## [The problem]
Check each line of the records below and collect those that include the word "حسنه".

___ Exercise materials

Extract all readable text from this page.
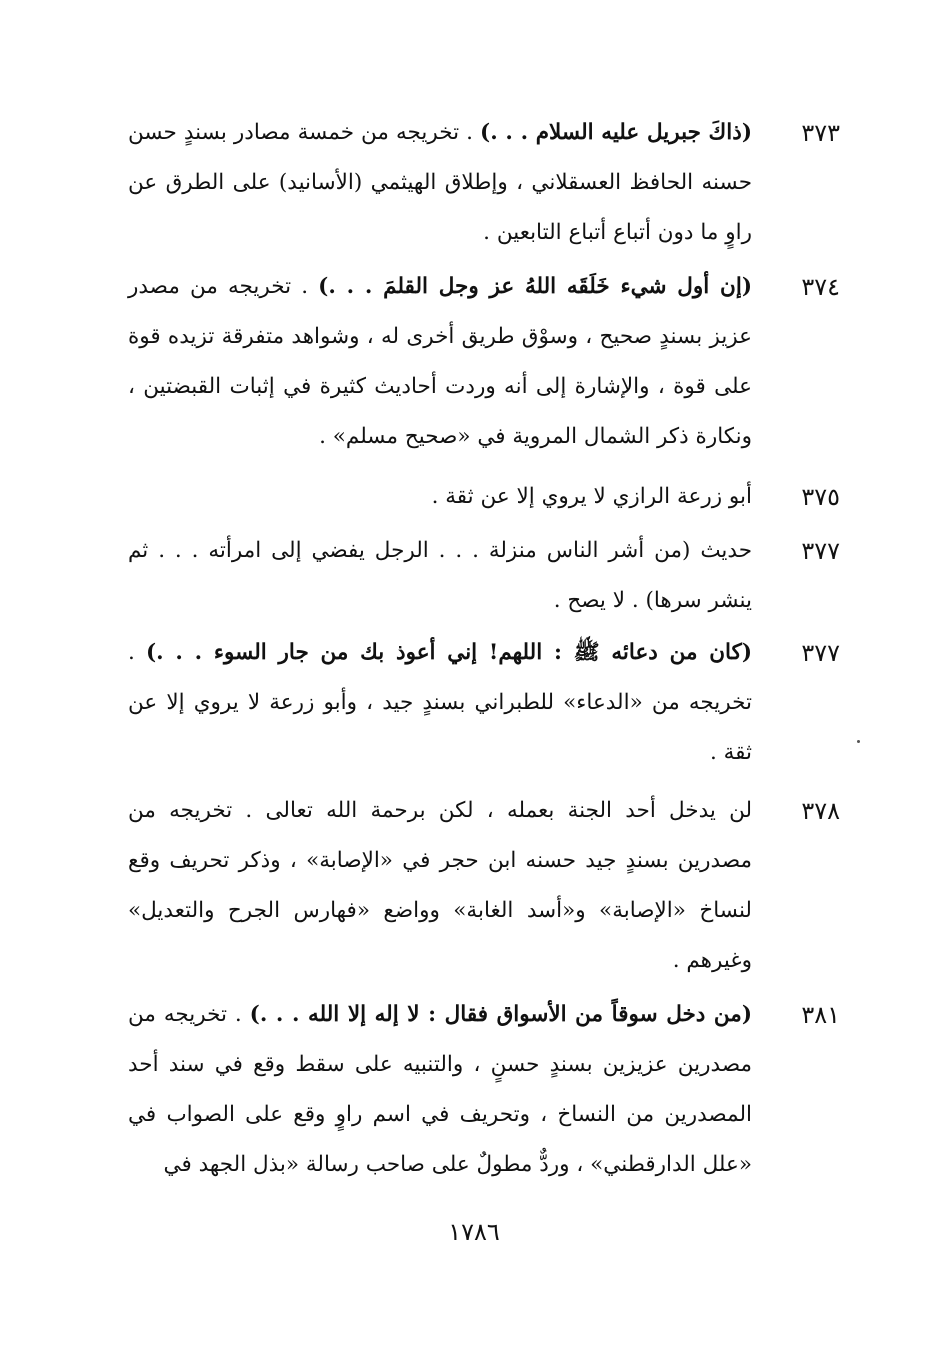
٣٧٣
(ذاكَ جبريل عليه السلام . . .) . تخريجه من خمسة مصادر بسندٍ حسن حسنه الحافظ العسقلاني ، وإطلاق الهيثمي (الأسانيد) على الطرق عن راوٍ ما دون أتباع أتباع التابعين .
٣٧٤
(إن أول شيء خَلَقَه اللهُ عز وجل القلمَ . . .) . تخريجه من مصدر عزيز بسندٍ صحيح ، وسوْق طريق أخرى له ، وشواهد متفرقة تزيده قوة على قوة ، والإشارة إلى أنه وردت أحاديث كثيرة في إثبات القبضتين ، ونكارة ذكر الشمال المروية في «صحيح مسلم» .
٣٧٥
أبو زرعة الرازي لا يروي إلا عن ثقة .
٣٧٧
حديث (من أشر الناس منزلة . . . الرجل يفضي إلى امرأته . . . ثم ينشر سرها) . لا يصح .
٣٧٧
(كان من دعائه ﷺ : اللهم! إني أعوذ بك من جار السوء . . .) . تخريجه من «الدعاء» للطبراني بسندٍ جيد ، وأبو زرعة لا يروي إلا عن ثقة .
٣٧٨
لن يدخل أحد الجنة بعمله ، لكن برحمة الله تعالى . تخريجه من مصدرين بسندٍ جيد حسنه ابن حجر في «الإصابة» ، وذكر تحريف وقع لنساخ «الإصابة» و«أسد الغابة» وواضع «فهارس الجرح والتعديل» وغيرهم .
٣٨١
(من دخل سوقاً من الأسواق فقال : لا إله إلا الله . . .) . تخريجه من مصدرين عزيزين بسندٍ حسنٍ ، والتنبيه على سقط وقع في سند أحد المصدرين من النساخ ، وتحريف في اسم راوٍ وقع على الصواب في «علل الدارقطني» ، وردٌّ مطولٌ على صاحب رسالة «بذل الجهد في
١٧٨٦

______

## [Worked answer]
(ذاكَ جبريل عليه السلام . . .) . تخريجه من خمسة مصادر بسندٍ حسن حسنه الحافظ العسقلاني ، وإطلاق الهيثمي (الأسانيد) على الطرق عن راوٍ ما دون أتباع أتباع التابعين .
لن يدخل أحد الجنة بعمله ، لكن برحمة الله تعالى . تخريجه من مصدرين بسندٍ جيد حسنه ابن حجر في «الإصابة» ، وذكر تحريف وقع لنساخ «الإصابة» و«أسد الغابة» وواضع «فهارس الجرح والتعديل» وغيرهم .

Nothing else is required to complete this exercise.